### Instructions for the task
Look through the records that follow. Copy every line containing the word "BBox".

### Data extract
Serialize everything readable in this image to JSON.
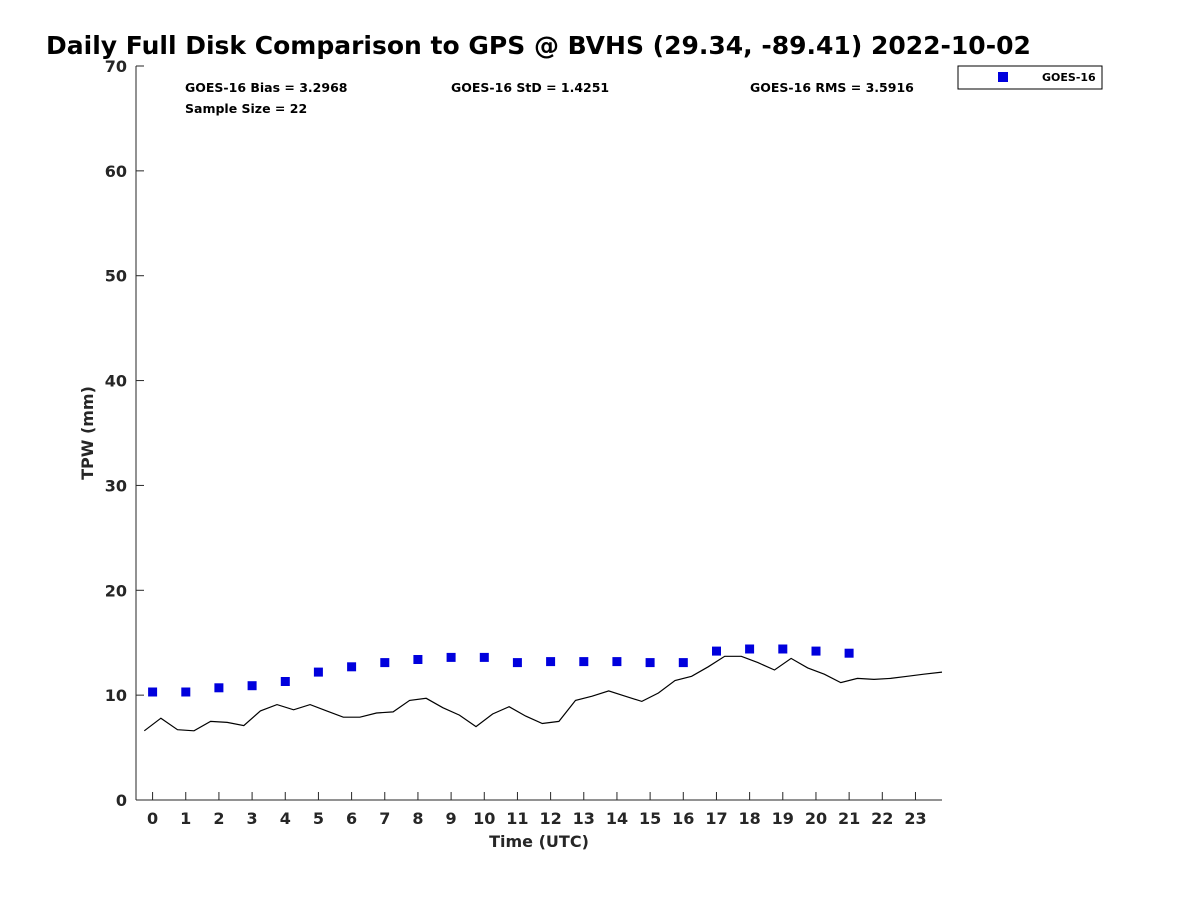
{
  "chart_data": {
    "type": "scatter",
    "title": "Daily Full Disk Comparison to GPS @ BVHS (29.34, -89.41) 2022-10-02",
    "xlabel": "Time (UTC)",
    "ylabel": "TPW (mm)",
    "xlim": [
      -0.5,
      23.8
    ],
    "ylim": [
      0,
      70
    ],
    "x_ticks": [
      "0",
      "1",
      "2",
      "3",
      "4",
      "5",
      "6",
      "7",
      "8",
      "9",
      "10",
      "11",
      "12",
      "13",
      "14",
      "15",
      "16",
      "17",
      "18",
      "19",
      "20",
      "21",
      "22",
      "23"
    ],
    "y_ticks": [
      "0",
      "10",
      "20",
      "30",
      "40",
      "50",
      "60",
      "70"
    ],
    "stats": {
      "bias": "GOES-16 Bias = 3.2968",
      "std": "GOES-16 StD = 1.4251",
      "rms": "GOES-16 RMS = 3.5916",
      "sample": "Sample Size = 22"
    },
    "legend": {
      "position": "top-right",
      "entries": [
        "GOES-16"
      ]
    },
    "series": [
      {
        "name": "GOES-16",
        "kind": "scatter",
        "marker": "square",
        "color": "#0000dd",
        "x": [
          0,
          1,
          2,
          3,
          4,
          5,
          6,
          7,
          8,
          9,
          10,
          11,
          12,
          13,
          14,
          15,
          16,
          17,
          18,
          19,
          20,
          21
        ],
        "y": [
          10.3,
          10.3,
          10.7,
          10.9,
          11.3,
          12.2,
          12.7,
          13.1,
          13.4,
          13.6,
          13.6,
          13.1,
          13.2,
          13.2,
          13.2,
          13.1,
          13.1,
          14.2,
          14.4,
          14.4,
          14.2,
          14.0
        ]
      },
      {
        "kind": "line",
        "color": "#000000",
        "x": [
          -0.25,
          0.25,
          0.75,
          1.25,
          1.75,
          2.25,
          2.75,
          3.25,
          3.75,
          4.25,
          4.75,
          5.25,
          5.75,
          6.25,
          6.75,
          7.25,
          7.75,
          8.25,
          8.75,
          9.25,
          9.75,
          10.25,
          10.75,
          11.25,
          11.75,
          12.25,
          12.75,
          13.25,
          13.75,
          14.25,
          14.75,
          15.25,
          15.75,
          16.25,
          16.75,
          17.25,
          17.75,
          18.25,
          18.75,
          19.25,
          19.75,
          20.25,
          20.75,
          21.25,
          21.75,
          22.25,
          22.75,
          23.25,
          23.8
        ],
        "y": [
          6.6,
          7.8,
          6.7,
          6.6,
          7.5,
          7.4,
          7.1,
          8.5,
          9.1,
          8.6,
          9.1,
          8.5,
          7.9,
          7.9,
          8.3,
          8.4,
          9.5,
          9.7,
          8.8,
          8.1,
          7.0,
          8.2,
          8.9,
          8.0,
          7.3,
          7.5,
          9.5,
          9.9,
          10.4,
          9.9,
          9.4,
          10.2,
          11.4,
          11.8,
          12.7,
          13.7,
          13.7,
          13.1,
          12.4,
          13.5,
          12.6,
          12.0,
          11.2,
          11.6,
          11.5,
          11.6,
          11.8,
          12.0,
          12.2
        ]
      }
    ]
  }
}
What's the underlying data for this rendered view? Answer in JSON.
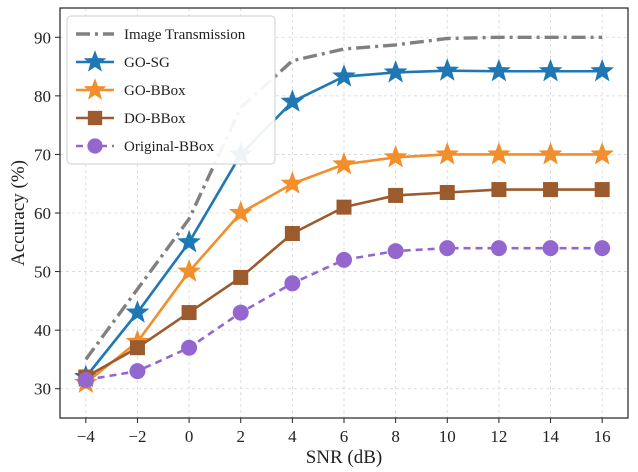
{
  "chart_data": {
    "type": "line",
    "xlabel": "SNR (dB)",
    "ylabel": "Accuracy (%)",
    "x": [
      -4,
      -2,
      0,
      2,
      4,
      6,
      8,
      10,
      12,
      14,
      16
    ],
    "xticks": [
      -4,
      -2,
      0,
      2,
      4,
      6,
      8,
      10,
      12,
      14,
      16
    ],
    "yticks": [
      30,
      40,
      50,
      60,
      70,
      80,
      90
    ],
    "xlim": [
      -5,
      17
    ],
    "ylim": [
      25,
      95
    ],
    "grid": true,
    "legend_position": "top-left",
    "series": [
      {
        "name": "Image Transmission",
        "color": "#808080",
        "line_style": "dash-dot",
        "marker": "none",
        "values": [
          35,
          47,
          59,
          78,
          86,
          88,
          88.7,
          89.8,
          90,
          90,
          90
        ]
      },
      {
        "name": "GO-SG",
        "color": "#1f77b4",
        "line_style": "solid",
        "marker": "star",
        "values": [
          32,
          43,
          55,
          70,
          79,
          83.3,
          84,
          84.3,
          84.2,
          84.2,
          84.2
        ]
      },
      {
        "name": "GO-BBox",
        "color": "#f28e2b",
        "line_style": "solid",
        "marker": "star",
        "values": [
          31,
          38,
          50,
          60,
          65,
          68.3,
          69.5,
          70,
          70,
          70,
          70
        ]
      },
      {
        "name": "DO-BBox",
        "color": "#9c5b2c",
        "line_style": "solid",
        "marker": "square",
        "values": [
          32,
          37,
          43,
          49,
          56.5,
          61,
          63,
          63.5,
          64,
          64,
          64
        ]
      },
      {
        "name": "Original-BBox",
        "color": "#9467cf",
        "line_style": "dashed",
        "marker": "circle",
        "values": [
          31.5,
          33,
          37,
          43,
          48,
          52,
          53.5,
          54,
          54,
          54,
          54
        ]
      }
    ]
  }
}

### Answer for this exercise
        "name": "GO-BBox",
        "name": "DO-BBox",
        "name": "Original-BBox",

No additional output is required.